**Problem to work on:**
Each line below is to be written out in full, exactly as shown.

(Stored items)
**********

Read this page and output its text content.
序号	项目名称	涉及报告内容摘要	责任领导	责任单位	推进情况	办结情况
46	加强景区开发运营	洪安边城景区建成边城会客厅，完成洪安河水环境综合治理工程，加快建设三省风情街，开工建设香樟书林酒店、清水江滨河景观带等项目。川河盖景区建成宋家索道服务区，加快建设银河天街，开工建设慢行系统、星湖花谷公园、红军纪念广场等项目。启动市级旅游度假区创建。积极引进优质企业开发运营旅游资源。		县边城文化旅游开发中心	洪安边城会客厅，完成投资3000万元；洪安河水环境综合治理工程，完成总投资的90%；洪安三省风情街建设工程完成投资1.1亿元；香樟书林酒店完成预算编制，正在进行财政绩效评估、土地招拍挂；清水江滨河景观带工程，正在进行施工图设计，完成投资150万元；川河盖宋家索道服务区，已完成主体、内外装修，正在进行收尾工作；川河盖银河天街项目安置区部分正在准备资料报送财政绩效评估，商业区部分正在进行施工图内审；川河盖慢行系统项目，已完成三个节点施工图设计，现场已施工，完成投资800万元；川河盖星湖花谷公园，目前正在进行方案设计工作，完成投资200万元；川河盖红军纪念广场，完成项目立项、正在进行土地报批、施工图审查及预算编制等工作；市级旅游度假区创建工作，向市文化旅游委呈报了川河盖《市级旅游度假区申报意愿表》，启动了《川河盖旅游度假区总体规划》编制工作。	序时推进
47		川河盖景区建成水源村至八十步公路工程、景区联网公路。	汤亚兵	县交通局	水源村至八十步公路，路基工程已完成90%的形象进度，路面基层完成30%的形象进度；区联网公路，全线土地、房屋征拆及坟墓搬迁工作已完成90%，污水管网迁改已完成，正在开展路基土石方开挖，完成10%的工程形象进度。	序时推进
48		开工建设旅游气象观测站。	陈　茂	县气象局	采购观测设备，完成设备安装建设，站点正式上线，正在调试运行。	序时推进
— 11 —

**********

**Problem solution:**
Read this page and output its text content.
序号	项目名称	涉及报告内容摘要	责任领导	责任单位	推进情况	办结情况
46	加强景区开发运营	洪安边城景区建成边城会客厅，完成洪安河水环境综合治理工程，加快建设三省风情街，开工建设香樟书林酒店、清水江滨河景观带等项目。川河盖景区建成宋家索道服务区，加快建设银河天街，开工建设慢行系统、星湖花谷公园、红军纪念广场等项目。启动市级旅游度假区创建。积极引进优质企业开发运营旅游资源。		县边城文化旅游开发中心	洪安边城会客厅，完成投资3000万元；洪安河水环境综合治理工程，完成总投资的90%；洪安三省风情街建设工程完成投资1.1亿元；香樟书林酒店完成预算编制，正在进行财政绩效评估、土地招拍挂；清水江滨河景观带工程，正在进行施工图设计，完成投资150万元；川河盖宋家索道服务区，已完成主体、内外装修，正在进行收尾工作；川河盖银河天街项目安置区部分正在准备资料报送财政绩效评估，商业区部分正在进行施工图内审；川河盖慢行系统项目，已完成三个节点施工图设计，现场已施工，完成投资800万元；川河盖星湖花谷公园，目前正在进行方案设计工作，完成投资200万元；川河盖红军纪念广场，完成项目立项、正在进行土地报批、施工图审查及预算编制等工作；市级旅游度假区创建工作，向市文化旅游委呈报了川河盖《市级旅游度假区申报意愿表》，启动了《川河盖旅游度假区总体规划》编制工作。	序时推进
47		川河盖景区建成水源村至八十步公路工程、景区联网公路。	汤亚兵	县交通局	水源村至八十步公路，路基工程已完成90%的形象进度，路面基层完成30%的形象进度；区联网公路，全线土地、房屋征拆及坟墓搬迁工作已完成90%，污水管网迁改已完成，正在开展路基土石方开挖，完成10%的工程形象进度。	序时推进
48		开工建设旅游气象观测站。	陈　茂	县气象局	采购观测设备，完成设备安装建设，站点正式上线，正在调试运行。	序时推进
— 11 —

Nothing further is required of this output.